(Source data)
········

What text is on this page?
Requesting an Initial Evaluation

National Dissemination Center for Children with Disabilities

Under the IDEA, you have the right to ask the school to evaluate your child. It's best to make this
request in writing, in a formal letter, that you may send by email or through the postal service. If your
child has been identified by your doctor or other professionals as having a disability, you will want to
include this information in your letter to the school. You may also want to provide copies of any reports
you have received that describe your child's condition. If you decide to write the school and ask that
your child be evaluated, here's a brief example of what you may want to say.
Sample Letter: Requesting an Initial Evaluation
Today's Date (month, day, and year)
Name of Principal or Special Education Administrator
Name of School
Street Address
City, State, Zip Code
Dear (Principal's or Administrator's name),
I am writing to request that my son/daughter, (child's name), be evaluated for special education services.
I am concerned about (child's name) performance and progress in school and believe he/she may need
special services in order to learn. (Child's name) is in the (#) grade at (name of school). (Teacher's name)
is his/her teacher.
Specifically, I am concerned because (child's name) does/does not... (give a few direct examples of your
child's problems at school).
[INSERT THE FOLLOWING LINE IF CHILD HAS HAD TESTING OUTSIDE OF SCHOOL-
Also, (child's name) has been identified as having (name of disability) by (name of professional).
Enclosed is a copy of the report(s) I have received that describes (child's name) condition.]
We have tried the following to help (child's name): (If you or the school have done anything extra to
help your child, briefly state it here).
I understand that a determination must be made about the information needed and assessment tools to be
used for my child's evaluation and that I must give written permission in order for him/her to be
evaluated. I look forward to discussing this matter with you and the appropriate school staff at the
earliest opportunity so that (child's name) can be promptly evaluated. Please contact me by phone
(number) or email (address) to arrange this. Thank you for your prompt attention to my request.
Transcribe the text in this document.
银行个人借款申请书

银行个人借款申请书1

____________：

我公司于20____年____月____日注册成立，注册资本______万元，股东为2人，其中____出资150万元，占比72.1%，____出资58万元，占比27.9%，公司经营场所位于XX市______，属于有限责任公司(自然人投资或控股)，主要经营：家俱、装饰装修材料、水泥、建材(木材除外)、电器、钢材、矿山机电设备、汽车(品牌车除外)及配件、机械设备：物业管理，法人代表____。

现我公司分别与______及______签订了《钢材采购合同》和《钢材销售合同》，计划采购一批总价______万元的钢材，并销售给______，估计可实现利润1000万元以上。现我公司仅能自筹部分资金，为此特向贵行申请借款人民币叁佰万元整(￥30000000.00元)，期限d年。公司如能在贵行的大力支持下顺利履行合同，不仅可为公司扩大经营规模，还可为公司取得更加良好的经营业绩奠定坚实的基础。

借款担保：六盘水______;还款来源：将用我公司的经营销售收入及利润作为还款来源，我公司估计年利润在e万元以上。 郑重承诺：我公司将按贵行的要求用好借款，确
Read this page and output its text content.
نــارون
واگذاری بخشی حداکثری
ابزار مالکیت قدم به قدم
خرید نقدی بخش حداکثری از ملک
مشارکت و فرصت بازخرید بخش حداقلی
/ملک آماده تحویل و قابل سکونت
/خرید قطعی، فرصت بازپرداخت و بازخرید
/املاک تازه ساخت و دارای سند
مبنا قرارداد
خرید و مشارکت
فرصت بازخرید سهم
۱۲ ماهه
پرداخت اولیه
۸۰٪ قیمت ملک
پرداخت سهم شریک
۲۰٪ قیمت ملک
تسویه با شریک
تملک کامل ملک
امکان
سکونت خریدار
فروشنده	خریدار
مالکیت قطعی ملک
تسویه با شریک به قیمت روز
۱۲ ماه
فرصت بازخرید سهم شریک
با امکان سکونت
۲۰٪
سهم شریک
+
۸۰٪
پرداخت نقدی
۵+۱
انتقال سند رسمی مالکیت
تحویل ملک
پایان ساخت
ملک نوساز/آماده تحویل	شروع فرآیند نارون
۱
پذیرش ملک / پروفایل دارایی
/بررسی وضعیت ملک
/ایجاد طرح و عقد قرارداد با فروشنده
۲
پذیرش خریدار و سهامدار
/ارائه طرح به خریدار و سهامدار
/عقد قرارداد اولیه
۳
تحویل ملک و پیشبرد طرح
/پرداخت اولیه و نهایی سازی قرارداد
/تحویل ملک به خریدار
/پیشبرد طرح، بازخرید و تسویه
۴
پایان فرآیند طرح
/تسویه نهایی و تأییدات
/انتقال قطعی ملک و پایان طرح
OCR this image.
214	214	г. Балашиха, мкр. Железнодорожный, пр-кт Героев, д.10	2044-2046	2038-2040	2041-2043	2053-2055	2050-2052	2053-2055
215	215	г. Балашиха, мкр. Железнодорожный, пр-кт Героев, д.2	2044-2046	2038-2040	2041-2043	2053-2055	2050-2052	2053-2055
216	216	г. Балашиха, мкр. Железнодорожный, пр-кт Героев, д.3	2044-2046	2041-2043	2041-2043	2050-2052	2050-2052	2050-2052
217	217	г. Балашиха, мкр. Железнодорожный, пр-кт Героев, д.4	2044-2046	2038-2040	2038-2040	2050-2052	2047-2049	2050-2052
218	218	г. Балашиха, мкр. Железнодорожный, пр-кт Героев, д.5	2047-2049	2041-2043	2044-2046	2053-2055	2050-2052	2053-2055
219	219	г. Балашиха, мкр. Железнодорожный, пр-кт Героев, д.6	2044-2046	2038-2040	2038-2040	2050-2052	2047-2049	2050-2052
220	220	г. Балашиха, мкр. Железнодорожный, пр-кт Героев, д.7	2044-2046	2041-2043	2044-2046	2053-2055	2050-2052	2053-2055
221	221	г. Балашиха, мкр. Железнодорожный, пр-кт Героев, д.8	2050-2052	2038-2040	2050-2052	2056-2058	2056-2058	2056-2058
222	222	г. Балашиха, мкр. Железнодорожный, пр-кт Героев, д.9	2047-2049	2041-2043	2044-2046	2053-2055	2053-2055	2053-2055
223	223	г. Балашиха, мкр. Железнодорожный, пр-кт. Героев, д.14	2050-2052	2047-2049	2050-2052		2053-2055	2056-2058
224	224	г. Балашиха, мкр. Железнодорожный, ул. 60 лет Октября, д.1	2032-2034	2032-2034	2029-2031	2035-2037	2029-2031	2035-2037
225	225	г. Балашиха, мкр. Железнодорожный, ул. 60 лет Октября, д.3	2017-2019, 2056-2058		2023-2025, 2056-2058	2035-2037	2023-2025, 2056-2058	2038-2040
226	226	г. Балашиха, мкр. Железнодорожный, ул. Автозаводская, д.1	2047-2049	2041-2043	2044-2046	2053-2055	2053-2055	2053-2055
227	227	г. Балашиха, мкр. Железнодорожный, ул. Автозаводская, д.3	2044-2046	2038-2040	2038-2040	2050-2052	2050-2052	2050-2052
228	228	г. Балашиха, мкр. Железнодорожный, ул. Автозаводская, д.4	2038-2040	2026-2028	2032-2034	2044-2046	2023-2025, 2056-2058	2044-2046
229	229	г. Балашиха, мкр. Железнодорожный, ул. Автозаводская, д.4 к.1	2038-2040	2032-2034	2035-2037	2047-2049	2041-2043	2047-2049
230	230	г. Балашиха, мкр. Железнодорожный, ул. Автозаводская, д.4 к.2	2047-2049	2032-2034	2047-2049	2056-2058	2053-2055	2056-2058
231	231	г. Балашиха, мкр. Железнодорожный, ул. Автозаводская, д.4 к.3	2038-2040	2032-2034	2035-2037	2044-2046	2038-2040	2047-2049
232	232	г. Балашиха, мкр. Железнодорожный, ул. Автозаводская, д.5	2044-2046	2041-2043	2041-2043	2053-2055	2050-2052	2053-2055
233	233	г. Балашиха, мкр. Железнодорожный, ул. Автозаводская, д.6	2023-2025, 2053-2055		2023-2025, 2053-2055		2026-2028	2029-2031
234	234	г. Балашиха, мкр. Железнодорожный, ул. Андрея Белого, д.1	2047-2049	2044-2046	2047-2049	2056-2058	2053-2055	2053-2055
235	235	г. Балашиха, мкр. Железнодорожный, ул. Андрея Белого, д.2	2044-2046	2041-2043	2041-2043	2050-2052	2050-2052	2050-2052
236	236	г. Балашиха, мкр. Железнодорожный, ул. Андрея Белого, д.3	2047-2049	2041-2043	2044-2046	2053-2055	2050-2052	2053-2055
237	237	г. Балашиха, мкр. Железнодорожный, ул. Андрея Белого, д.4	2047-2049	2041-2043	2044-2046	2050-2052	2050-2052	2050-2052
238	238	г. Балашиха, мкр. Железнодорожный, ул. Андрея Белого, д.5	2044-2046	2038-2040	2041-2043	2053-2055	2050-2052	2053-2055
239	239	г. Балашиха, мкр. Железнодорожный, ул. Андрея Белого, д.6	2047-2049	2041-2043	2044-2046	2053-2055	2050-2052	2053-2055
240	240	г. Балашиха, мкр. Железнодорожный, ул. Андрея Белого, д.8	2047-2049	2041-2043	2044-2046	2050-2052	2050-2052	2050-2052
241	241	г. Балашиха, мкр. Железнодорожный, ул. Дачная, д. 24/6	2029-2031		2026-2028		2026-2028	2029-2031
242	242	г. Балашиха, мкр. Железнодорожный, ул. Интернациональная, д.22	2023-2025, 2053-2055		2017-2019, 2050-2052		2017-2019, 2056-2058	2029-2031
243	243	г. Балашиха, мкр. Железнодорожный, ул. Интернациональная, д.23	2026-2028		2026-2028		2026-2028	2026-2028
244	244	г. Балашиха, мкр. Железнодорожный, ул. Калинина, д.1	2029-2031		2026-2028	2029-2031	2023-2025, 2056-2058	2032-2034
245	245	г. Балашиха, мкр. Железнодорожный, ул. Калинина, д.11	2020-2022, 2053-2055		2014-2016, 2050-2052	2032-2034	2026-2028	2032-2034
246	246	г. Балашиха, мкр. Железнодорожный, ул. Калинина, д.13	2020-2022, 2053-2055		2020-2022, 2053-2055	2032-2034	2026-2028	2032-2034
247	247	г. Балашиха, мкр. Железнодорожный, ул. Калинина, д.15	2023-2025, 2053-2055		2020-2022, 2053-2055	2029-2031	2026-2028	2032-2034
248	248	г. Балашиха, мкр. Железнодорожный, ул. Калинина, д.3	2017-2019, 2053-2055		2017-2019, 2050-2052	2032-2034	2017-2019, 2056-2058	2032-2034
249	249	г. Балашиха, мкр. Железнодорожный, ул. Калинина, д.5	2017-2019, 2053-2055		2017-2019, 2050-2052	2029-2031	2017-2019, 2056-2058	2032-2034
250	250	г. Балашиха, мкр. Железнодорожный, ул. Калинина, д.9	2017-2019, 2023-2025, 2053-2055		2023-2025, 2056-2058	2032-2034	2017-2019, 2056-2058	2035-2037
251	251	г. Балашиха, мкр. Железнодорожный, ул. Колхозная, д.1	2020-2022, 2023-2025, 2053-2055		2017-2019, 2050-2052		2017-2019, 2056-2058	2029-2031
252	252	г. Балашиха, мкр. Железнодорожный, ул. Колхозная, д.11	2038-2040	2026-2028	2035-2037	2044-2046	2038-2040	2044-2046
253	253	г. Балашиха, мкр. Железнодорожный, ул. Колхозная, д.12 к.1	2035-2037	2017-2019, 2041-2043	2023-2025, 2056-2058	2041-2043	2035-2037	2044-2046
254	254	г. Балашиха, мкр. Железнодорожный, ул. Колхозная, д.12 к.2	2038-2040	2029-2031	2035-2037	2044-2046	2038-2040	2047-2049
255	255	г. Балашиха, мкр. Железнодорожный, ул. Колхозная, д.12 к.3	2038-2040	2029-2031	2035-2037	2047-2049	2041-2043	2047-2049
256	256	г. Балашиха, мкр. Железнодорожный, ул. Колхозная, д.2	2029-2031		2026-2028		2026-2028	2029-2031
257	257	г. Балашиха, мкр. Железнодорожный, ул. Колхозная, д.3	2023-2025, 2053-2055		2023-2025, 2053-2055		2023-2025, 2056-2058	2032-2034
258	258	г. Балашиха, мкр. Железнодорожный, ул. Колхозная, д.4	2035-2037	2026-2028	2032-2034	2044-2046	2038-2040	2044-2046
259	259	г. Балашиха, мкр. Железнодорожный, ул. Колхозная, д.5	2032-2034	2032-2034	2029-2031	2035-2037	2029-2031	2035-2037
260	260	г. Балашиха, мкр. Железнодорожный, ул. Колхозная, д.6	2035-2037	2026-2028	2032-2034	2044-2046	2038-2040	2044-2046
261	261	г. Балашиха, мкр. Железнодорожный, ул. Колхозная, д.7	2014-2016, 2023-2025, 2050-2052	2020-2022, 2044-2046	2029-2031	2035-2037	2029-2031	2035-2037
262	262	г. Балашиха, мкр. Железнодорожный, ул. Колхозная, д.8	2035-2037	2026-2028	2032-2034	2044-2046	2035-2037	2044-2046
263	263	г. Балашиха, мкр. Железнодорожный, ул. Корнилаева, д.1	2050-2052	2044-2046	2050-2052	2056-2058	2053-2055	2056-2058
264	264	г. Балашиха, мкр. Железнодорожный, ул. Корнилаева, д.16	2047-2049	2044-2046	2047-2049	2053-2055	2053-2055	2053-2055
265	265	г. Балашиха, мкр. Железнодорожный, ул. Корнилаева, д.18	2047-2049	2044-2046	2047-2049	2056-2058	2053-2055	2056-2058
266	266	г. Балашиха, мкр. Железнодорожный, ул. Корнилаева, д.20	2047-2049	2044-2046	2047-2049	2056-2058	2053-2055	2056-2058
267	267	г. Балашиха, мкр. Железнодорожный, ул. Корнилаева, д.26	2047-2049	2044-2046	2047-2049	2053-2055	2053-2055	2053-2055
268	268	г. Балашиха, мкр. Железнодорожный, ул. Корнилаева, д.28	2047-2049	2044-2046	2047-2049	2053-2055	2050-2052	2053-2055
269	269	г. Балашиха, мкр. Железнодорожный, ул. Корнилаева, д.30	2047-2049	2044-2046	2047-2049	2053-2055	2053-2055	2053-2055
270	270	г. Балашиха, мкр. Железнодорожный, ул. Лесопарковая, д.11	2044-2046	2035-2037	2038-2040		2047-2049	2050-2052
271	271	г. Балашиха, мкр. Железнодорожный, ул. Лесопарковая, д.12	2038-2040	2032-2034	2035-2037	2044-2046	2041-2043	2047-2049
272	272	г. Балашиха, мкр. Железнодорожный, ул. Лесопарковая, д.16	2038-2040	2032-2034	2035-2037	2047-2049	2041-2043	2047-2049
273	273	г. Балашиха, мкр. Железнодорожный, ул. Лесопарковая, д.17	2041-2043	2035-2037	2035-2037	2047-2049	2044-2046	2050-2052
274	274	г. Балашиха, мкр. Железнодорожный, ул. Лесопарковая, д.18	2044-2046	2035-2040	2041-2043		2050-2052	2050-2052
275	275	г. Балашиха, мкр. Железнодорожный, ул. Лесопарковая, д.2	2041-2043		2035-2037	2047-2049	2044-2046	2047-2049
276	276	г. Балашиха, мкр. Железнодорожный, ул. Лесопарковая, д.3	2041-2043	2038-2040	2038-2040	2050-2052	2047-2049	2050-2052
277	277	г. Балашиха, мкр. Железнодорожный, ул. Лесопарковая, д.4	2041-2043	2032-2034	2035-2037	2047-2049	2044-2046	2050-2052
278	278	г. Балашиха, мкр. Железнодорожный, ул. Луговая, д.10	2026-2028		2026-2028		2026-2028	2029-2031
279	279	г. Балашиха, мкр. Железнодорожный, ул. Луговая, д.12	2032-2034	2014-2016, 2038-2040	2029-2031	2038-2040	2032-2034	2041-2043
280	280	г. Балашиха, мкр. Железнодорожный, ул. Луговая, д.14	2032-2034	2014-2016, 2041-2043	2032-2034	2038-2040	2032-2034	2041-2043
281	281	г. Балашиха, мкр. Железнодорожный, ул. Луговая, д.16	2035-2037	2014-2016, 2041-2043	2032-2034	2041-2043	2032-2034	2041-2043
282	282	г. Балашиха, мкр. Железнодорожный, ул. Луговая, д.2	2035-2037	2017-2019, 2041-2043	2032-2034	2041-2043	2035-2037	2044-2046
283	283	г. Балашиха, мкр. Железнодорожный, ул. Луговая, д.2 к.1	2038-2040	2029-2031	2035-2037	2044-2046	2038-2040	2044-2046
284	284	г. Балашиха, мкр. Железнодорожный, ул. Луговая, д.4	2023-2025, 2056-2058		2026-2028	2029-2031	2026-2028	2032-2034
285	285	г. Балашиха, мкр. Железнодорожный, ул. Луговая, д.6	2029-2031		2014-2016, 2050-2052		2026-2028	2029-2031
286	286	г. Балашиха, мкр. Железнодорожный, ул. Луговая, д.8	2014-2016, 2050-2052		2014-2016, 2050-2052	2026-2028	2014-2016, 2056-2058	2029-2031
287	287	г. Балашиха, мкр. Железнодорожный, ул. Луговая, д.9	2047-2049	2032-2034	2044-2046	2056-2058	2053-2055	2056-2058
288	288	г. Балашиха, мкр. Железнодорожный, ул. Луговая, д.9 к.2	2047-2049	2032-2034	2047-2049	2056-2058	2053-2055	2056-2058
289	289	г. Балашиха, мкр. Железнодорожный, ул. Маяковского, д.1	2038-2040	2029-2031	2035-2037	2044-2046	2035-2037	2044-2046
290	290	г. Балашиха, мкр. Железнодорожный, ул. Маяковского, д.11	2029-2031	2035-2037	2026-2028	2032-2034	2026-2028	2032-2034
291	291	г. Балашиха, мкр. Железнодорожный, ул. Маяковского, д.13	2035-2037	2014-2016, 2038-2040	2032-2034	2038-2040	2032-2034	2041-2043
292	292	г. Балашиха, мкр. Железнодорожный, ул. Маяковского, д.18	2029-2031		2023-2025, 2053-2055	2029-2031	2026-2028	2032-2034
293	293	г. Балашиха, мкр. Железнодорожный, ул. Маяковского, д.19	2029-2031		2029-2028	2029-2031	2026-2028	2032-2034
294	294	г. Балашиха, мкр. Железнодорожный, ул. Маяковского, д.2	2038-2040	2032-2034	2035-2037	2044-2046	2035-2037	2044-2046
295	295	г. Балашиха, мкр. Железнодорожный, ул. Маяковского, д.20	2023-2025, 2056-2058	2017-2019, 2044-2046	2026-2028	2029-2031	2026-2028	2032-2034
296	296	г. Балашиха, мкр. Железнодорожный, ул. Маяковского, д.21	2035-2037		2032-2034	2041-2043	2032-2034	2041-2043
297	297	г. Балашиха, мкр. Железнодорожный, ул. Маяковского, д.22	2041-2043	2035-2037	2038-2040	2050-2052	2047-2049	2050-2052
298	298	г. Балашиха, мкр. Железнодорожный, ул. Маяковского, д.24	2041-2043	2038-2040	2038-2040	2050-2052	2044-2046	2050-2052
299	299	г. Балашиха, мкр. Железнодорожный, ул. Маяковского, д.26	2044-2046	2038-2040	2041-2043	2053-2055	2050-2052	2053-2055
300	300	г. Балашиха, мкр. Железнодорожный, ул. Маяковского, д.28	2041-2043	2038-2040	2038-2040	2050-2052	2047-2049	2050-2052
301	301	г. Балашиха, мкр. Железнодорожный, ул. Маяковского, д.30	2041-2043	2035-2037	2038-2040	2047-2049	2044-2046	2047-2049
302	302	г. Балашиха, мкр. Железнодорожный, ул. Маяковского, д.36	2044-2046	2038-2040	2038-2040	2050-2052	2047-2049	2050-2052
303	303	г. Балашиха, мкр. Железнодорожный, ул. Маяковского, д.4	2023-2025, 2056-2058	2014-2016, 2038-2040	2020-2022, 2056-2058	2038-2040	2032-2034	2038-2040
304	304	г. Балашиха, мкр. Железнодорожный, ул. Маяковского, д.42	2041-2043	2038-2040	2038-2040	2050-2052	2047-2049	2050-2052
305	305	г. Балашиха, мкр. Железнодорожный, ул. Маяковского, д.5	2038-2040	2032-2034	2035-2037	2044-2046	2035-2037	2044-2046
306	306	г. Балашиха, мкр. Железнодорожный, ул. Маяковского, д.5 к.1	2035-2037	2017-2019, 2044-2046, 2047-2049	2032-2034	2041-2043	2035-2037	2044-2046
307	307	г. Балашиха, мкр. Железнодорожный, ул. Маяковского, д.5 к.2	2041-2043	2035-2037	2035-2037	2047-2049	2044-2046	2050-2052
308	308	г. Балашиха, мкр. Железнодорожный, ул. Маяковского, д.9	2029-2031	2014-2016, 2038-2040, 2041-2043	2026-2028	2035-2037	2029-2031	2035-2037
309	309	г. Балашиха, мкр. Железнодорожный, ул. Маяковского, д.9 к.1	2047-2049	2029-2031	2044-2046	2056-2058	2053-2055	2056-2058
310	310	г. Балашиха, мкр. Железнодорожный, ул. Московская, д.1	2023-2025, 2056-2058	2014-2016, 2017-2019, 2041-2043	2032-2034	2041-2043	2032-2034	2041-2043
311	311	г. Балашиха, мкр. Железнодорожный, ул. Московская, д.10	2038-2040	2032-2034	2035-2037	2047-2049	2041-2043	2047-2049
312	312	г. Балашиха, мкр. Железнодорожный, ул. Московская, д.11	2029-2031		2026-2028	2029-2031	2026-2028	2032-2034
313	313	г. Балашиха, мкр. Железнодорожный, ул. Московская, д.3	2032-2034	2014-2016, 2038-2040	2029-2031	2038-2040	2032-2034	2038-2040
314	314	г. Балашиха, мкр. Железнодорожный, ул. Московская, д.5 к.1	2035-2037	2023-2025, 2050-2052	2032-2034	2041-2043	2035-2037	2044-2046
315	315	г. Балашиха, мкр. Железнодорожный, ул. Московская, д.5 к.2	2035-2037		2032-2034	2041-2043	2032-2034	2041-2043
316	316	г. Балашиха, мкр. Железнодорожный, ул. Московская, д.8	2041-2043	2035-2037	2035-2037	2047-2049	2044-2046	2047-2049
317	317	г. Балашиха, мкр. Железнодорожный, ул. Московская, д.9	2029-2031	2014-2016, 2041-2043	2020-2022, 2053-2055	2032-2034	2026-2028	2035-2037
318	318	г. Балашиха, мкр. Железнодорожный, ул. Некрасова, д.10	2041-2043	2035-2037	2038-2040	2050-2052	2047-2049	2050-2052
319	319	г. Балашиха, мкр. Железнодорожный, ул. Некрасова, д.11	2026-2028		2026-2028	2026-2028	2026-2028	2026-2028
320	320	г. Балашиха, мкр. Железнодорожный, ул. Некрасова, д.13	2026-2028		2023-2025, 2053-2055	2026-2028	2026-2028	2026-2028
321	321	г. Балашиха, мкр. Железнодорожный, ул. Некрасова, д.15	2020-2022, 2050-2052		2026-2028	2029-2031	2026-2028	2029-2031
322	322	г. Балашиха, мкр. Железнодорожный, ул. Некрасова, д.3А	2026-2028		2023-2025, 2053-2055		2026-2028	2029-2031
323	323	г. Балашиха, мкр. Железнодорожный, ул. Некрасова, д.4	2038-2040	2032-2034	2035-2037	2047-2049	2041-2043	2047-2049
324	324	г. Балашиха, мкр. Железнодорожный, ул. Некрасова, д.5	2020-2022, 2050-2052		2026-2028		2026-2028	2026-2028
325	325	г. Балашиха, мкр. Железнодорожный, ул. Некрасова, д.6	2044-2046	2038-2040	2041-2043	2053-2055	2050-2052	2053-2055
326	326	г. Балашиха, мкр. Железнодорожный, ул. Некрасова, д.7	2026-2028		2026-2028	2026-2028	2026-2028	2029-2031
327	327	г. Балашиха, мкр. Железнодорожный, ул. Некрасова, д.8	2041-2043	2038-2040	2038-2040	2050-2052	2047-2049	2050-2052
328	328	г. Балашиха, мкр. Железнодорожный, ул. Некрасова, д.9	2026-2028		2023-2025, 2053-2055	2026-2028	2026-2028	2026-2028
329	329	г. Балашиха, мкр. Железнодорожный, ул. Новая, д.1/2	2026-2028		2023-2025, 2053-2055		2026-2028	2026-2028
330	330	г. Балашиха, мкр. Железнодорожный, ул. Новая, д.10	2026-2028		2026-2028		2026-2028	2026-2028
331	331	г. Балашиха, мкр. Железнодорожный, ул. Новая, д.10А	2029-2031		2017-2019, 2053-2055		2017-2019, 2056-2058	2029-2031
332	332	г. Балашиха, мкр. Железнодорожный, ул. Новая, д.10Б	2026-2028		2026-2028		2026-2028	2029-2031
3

········

TO BE DONE
Every line containing the string "Октября" must be listed.

THE OUTPUT
224	224	г. Балашиха, мкр. Железнодорожный, ул. 60 лет Октября, д.1	2032-2034	2032-2034	2029-2031	2035-2037	2029-2031	2035-2037
225	225	г. Балашиха, мкр. Железнодорожный, ул. 60 лет Октября, д.3	2017-2019, 2056-2058		2023-2025, 2056-2058	2035-2037	2023-2025, 2056-2058	2038-2040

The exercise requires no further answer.